*EXERCISE INSTRUCTIONS*
Please set down all the lines beneath this one exactly, without the pictures.

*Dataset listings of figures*
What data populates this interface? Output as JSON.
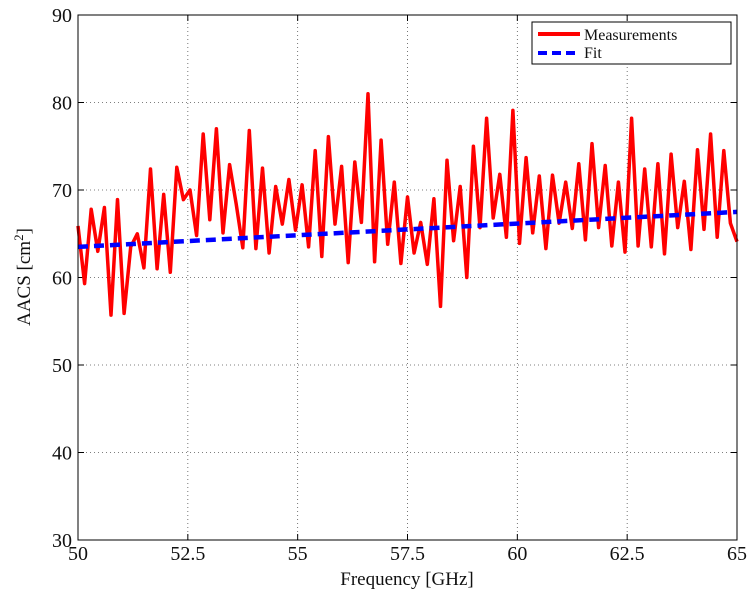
{
  "chart_data": {
    "type": "line",
    "xlabel": "Frequency [GHz]",
    "ylabel": "AACS [cm",
    "ylabel_sup": "2",
    "ylabel_close": "]",
    "xlim": [
      50,
      65
    ],
    "ylim": [
      30,
      90
    ],
    "x_ticks": [
      50,
      52.5,
      55,
      57.5,
      60,
      62.5,
      65
    ],
    "x_tick_labels": [
      "50",
      "52.5",
      "55",
      "57.5",
      "60",
      "62.5",
      "65"
    ],
    "y_ticks": [
      30,
      40,
      50,
      60,
      70,
      80,
      90
    ],
    "y_tick_labels": [
      "30",
      "40",
      "50",
      "60",
      "70",
      "80",
      "90"
    ],
    "grid": true,
    "legend_placement": "top-right",
    "series": [
      {
        "name": "Measurements",
        "color": "#ff0000",
        "style": "solid",
        "x": [
          50.0,
          50.15,
          50.3,
          50.45,
          50.6,
          50.75,
          50.9,
          51.05,
          51.2,
          51.35,
          51.5,
          51.65,
          51.8,
          51.95,
          52.1,
          52.25,
          52.4,
          52.55,
          52.7,
          52.85,
          53.0,
          53.15,
          53.3,
          53.45,
          53.6,
          53.75,
          53.9,
          54.05,
          54.2,
          54.35,
          54.5,
          54.65,
          54.8,
          54.95,
          55.1,
          55.25,
          55.4,
          55.55,
          55.7,
          55.85,
          56.0,
          56.15,
          56.3,
          56.45,
          56.6,
          56.75,
          56.9,
          57.05,
          57.2,
          57.35,
          57.5,
          57.65,
          57.8,
          57.95,
          58.1,
          58.25,
          58.4,
          58.55,
          58.7,
          58.85,
          59.0,
          59.15,
          59.3,
          59.45,
          59.6,
          59.75,
          59.9,
          60.05,
          60.2,
          60.35,
          60.5,
          60.65,
          60.8,
          60.95,
          61.1,
          61.25,
          61.4,
          61.55,
          61.7,
          61.85,
          62.0,
          62.15,
          62.3,
          62.45,
          62.6,
          62.75,
          62.9,
          63.05,
          63.2,
          63.35,
          63.5,
          63.65,
          63.8,
          63.95,
          64.1,
          64.25,
          64.4,
          64.55,
          64.7,
          64.85,
          65.0
        ],
        "values": [
          65.9,
          59.3,
          67.8,
          63.0,
          68.0,
          55.7,
          68.9,
          55.9,
          63.5,
          65.0,
          61.1,
          72.4,
          61.0,
          69.5,
          60.6,
          72.6,
          68.9,
          70.0,
          64.8,
          76.4,
          66.6,
          77.0,
          65.1,
          72.9,
          68.4,
          63.4,
          76.8,
          63.3,
          72.5,
          62.8,
          70.4,
          66.1,
          71.2,
          65.4,
          70.6,
          63.5,
          74.5,
          62.4,
          76.1,
          66.1,
          72.7,
          61.7,
          73.2,
          66.3,
          81.0,
          61.8,
          75.7,
          63.8,
          70.9,
          61.6,
          69.2,
          62.8,
          66.3,
          61.5,
          69.0,
          56.7,
          73.4,
          64.2,
          70.4,
          60.0,
          75.0,
          65.7,
          78.2,
          66.8,
          71.8,
          64.6,
          79.1,
          63.9,
          73.7,
          65.1,
          71.6,
          63.3,
          71.7,
          66.2,
          70.9,
          65.6,
          73.0,
          64.3,
          75.3,
          65.7,
          72.8,
          63.6,
          70.9,
          62.9,
          78.2,
          63.6,
          72.4,
          63.5,
          73.0,
          62.7,
          74.1,
          65.7,
          71.0,
          63.2,
          74.6,
          65.5,
          76.4,
          64.6,
          74.5,
          66.2,
          64.1
        ]
      },
      {
        "name": "Fit",
        "color": "#0000ff",
        "style": "dashed",
        "x": [
          50,
          65
        ],
        "values": [
          63.5,
          67.5
        ]
      }
    ]
  }
}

*RESPONSE TO THIS TASK*
What data populates this interface? Output as JSON.
{
  "chart_data": {
    "type": "line",
    "xlabel": "Frequency [GHz]",
    "ylabel": "AACS [cm",
    "ylabel_sup": "2",
    "ylabel_close": "]",
    "xlim": [
      50,
      65
    ],
    "ylim": [
      30,
      90
    ],
    "x_ticks": [
      50,
      52.5,
      55,
      57.5,
      60,
      62.5,
      65
    ],
    "x_tick_labels": [
      "50",
      "52.5",
      "55",
      "57.5",
      "60",
      "62.5",
      "65"
    ],
    "y_ticks": [
      30,
      40,
      50,
      60,
      70,
      80,
      90
    ],
    "y_tick_labels": [
      "30",
      "40",
      "50",
      "60",
      "70",
      "80",
      "90"
    ],
    "grid": true,
    "legend_placement": "top-right",
    "series": [
      {
        "name": "Measurements",
        "color": "#ff0000",
        "style": "solid",
        "x": [
          50.0,
          50.15,
          50.3,
          50.45,
          50.6,
          50.75,
          50.9,
          51.05,
          51.2,
          51.35,
          51.5,
          51.65,
          51.8,
          51.95,
          52.1,
          52.25,
          52.4,
          52.55,
          52.7,
          52.85,
          53.0,
          53.15,
          53.3,
          53.45,
          53.6,
          53.75,
          53.9,
          54.05,
          54.2,
          54.35,
          54.5,
          54.65,
          54.8,
          54.95,
          55.1,
          55.25,
          55.4,
          55.55,
          55.7,
          55.85,
          56.0,
          56.15,
          56.3,
          56.45,
          56.6,
          56.75,
          56.9,
          57.05,
          57.2,
          57.35,
          57.5,
          57.65,
          57.8,
          57.95,
          58.1,
          58.25,
          58.4,
          58.55,
          58.7,
          58.85,
          59.0,
          59.15,
          59.3,
          59.45,
          59.6,
          59.75,
          59.9,
          60.05,
          60.2,
          60.35,
          60.5,
          60.65,
          60.8,
          60.95,
          61.1,
          61.25,
          61.4,
          61.55,
          61.7,
          61.85,
          62.0,
          62.15,
          62.3,
          62.45,
          62.6,
          62.75,
          62.9,
          63.05,
          63.2,
          63.35,
          63.5,
          63.65,
          63.8,
          63.95,
          64.1,
          64.25,
          64.4,
          64.55,
          64.7,
          64.85,
          65.0
        ],
        "values": [
          65.9,
          59.3,
          67.8,
          63.0,
          68.0,
          55.7,
          68.9,
          55.9,
          63.5,
          65.0,
          61.1,
          72.4,
          61.0,
          69.5,
          60.6,
          72.6,
          68.9,
          70.0,
          64.8,
          76.4,
          66.6,
          77.0,
          65.1,
          72.9,
          68.4,
          63.4,
          76.8,
          63.3,
          72.5,
          62.8,
          70.4,
          66.1,
          71.2,
          65.4,
          70.6,
          63.5,
          74.5,
          62.4,
          76.1,
          66.1,
          72.7,
          61.7,
          73.2,
          66.3,
          81.0,
          61.8,
          75.7,
          63.8,
          70.9,
          61.6,
          69.2,
          62.8,
          66.3,
          61.5,
          69.0,
          56.7,
          73.4,
          64.2,
          70.4,
          60.0,
          75.0,
          65.7,
          78.2,
          66.8,
          71.8,
          64.6,
          79.1,
          63.9,
          73.7,
          65.1,
          71.6,
          63.3,
          71.7,
          66.2,
          70.9,
          65.6,
          73.0,
          64.3,
          75.3,
          65.7,
          72.8,
          63.6,
          70.9,
          62.9,
          78.2,
          63.6,
          72.4,
          63.5,
          73.0,
          62.7,
          74.1,
          65.7,
          71.0,
          63.2,
          74.6,
          65.5,
          76.4,
          64.6,
          74.5,
          66.2,
          64.1
        ]
      },
      {
        "name": "Fit",
        "color": "#0000ff",
        "style": "dashed",
        "x": [
          50,
          65
        ],
        "values": [
          63.5,
          67.5
        ]
      }
    ]
  }
}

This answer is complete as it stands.